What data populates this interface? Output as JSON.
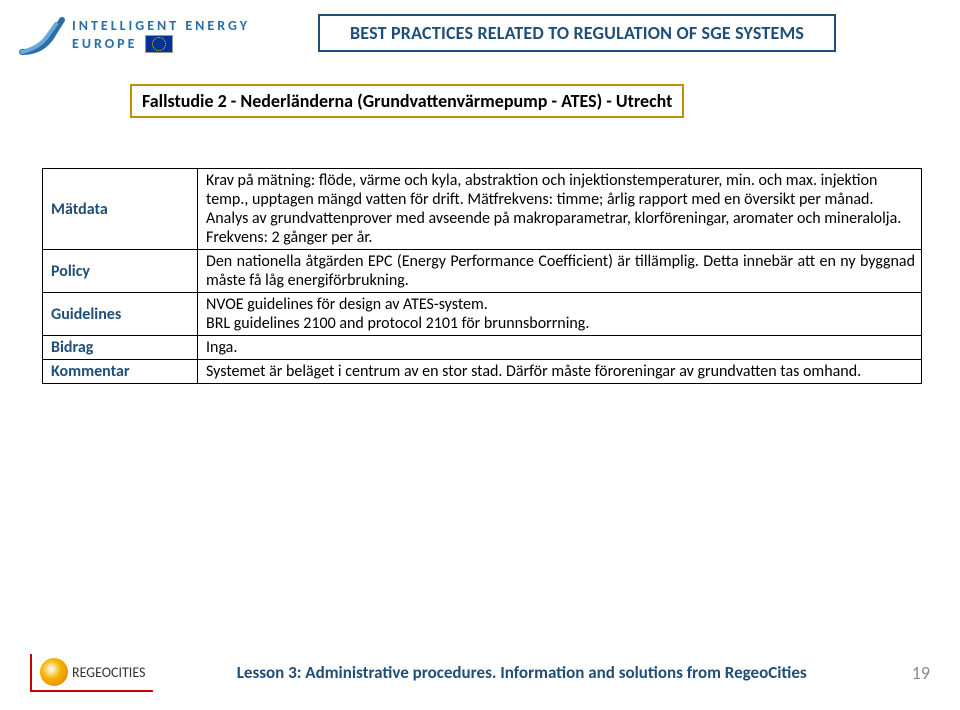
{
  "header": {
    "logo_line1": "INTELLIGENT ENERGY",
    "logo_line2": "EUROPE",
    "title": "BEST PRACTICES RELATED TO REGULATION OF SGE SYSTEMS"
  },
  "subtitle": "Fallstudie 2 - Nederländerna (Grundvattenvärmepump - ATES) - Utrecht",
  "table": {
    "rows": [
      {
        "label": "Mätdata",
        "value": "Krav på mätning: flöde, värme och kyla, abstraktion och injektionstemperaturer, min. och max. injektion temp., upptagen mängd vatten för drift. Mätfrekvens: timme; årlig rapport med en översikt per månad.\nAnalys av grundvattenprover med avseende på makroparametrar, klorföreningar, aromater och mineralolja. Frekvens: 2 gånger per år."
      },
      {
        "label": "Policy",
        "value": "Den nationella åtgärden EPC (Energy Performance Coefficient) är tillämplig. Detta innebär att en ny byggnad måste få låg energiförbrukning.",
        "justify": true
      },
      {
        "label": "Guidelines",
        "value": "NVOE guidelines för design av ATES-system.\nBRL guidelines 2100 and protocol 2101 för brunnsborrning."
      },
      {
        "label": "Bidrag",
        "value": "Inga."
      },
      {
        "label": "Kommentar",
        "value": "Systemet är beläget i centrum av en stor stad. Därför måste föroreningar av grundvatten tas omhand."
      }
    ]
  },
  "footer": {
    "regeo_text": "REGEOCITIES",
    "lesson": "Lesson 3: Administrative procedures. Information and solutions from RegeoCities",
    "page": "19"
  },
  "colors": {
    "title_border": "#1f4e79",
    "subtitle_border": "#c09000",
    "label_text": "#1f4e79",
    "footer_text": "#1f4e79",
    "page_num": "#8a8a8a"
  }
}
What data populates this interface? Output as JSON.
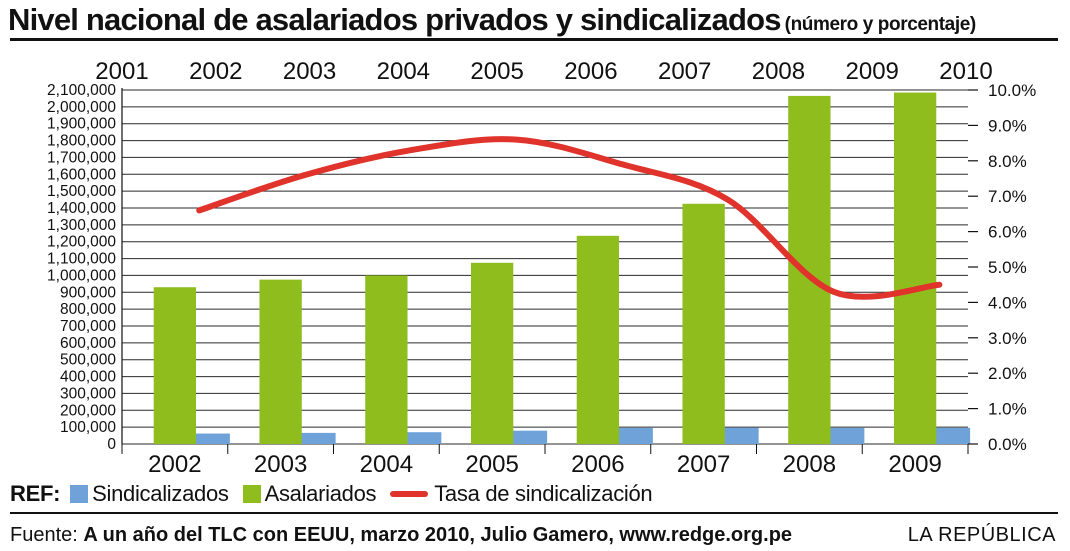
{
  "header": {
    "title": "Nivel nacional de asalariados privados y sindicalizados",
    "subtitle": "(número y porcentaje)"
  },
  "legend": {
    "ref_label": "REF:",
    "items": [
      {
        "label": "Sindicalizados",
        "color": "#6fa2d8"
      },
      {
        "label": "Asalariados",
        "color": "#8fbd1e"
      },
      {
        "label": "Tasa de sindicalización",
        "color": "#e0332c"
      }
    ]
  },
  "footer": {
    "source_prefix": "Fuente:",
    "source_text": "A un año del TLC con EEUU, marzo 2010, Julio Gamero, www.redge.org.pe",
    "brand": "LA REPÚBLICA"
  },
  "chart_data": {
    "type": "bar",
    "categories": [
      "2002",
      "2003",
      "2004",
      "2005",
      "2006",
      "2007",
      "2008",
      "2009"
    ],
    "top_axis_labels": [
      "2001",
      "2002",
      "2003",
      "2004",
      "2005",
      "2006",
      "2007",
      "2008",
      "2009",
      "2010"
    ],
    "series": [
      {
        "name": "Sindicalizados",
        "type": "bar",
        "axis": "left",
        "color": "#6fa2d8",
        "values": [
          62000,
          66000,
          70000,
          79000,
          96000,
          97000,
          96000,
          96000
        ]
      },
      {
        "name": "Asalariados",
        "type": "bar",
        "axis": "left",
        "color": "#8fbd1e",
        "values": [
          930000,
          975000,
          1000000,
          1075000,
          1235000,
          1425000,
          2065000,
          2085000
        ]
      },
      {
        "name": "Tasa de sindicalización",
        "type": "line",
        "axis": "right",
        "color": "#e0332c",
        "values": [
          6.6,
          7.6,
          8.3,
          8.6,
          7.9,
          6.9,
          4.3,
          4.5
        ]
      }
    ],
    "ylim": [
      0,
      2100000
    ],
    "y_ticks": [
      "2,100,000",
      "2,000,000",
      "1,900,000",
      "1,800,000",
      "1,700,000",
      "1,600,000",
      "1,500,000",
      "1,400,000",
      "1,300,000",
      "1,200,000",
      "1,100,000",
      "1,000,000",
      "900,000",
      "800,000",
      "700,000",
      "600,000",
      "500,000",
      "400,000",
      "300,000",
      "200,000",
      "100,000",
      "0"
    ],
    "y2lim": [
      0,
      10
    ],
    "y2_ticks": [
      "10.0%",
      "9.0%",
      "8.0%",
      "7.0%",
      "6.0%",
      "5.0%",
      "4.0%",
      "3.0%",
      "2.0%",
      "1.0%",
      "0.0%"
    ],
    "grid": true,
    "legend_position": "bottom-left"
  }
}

## AIM OF THE TASK
From the data above, copy each line where the string "Tasa" appears.

## SOLUTION BELOW
        "label": "Tasa de sindicalización",
        "name": "Tasa de sindicalización",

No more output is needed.